══ Data to use ══

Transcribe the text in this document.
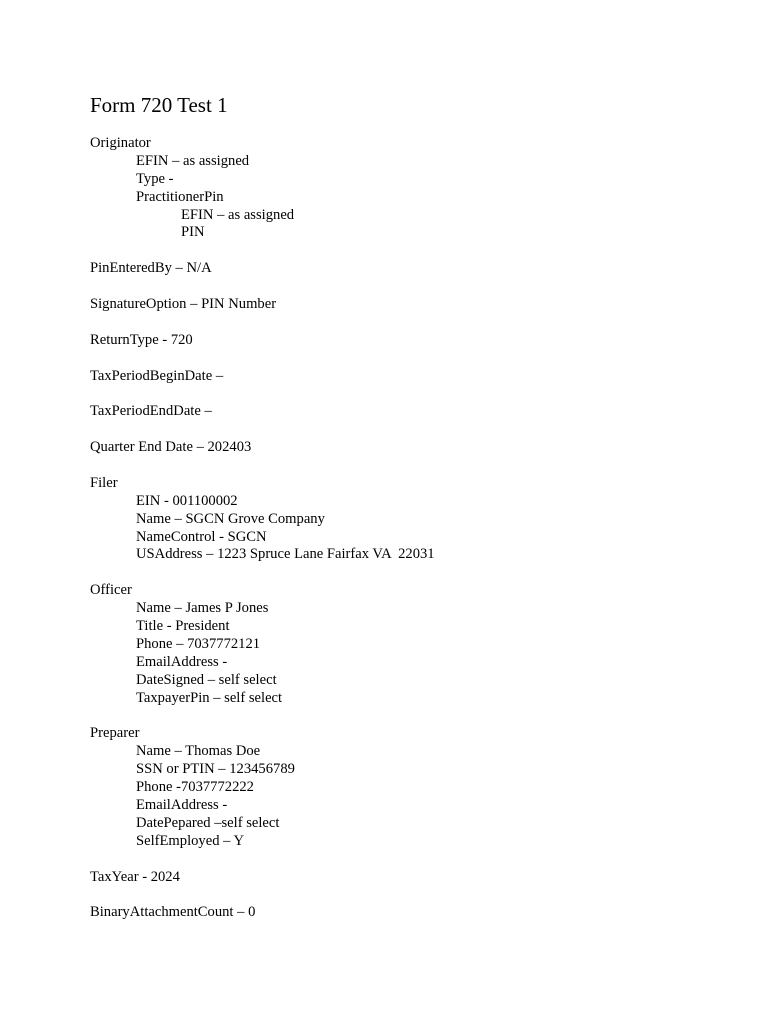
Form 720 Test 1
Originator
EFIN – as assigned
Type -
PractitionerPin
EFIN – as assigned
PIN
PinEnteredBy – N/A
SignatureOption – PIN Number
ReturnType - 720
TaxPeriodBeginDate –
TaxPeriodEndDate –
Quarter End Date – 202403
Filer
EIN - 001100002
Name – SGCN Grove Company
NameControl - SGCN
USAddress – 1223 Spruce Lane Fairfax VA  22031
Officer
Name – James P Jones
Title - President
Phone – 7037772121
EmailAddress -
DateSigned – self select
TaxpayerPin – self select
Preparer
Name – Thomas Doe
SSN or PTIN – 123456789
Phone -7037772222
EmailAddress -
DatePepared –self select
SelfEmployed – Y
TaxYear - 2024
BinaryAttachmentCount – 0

═══

**Aim of the task**
Each line containing the word "Phone" counts once; say how many such lines there are, giving only the number.

**Solution to the problem**
2